### [TASK REQUIREMENTS]
Output the entries word for word. Omit images.

### [DATA LISTING]
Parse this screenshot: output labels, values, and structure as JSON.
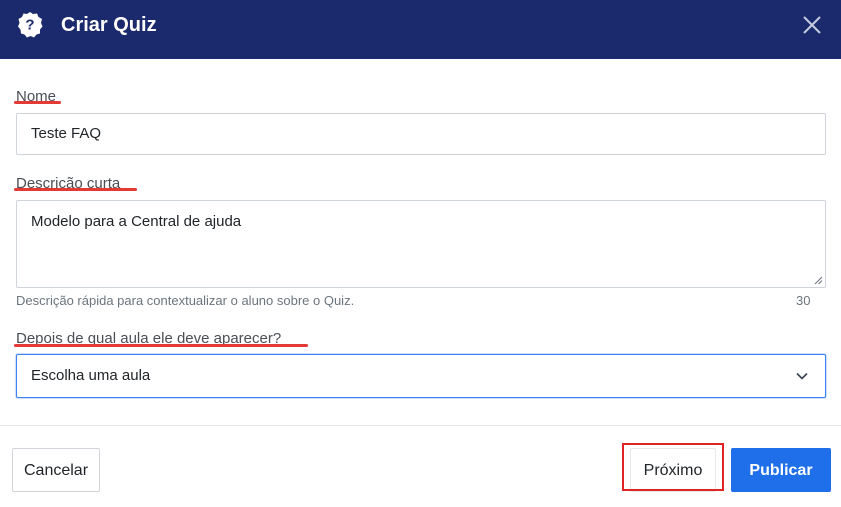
{
  "modal": {
    "title": "Criar Quiz",
    "header_color": "#1a2a6c",
    "help_icon": "question-circle-icon",
    "close_icon": "close-icon"
  },
  "form": {
    "name": {
      "label": "Nome",
      "value": "Teste FAQ"
    },
    "description": {
      "label": "Descrição curta",
      "value": "Modelo para a Central de ajuda",
      "helper": "Descrição rápida para contextualizar o aluno sobre o Quiz.",
      "counter": "30"
    },
    "lesson": {
      "label": "Depois de qual aula ele deve aparecer?",
      "selected": "Escolha uma aula"
    }
  },
  "footer": {
    "cancel_label": "Cancelar",
    "next_label": "Próximo",
    "publish_label": "Publicar",
    "publish_color": "#1f6feb"
  },
  "annotations": {
    "underline_color": "#e53935",
    "highlight_color": "#e02424"
  }
}
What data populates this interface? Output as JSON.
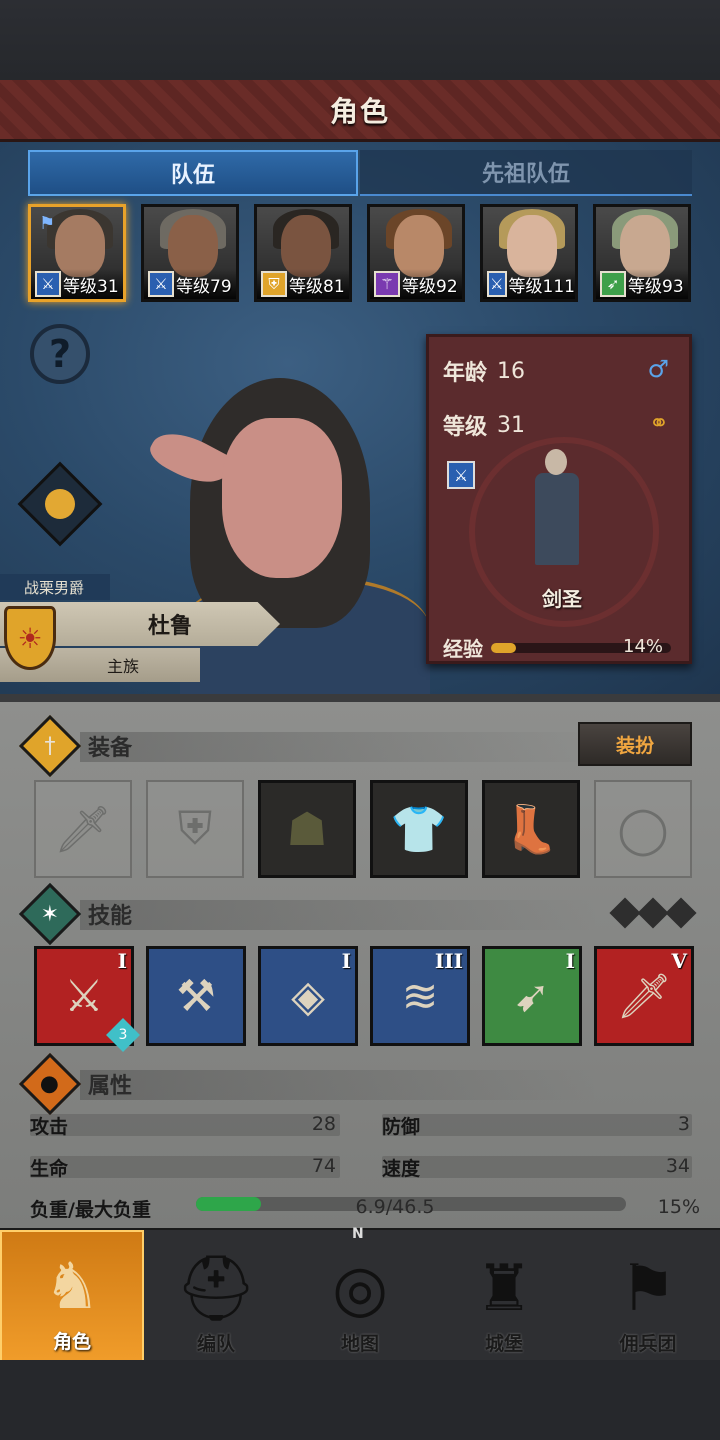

### [RESPONSE]
Parse this screenshot: output labels, values, and structure as JSON.
{
  "modal": {
    "title": "Criar Quiz",
    "header_color": "#1a2a6c",
    "help_icon": "question-circle-icon",
    "close_icon": "close-icon"
  },
  "form": {
    "name": {
      "label": "Nome",
      "value": "Teste FAQ"
    },
    "description": {
      "label": "Descrição curta",
      "value": "Modelo para a Central de ajuda",
      "helper": "Descrição rápida para contextualizar o aluno sobre o Quiz.",
      "counter": "30"
    },
    "lesson": {
      "label": "Depois de qual aula ele deve aparecer?",
      "selected": "Escolha uma aula"
    }
  },
  "footer": {
    "cancel_label": "Cancelar",
    "next_label": "Próximo",
    "publish_label": "Publicar",
    "publish_color": "#1f6feb"
  },
  "annotations": {
    "underline_color": "#e53935",
    "highlight_color": "#e02424"
  }
}
What data populates this interface? Output as JSON.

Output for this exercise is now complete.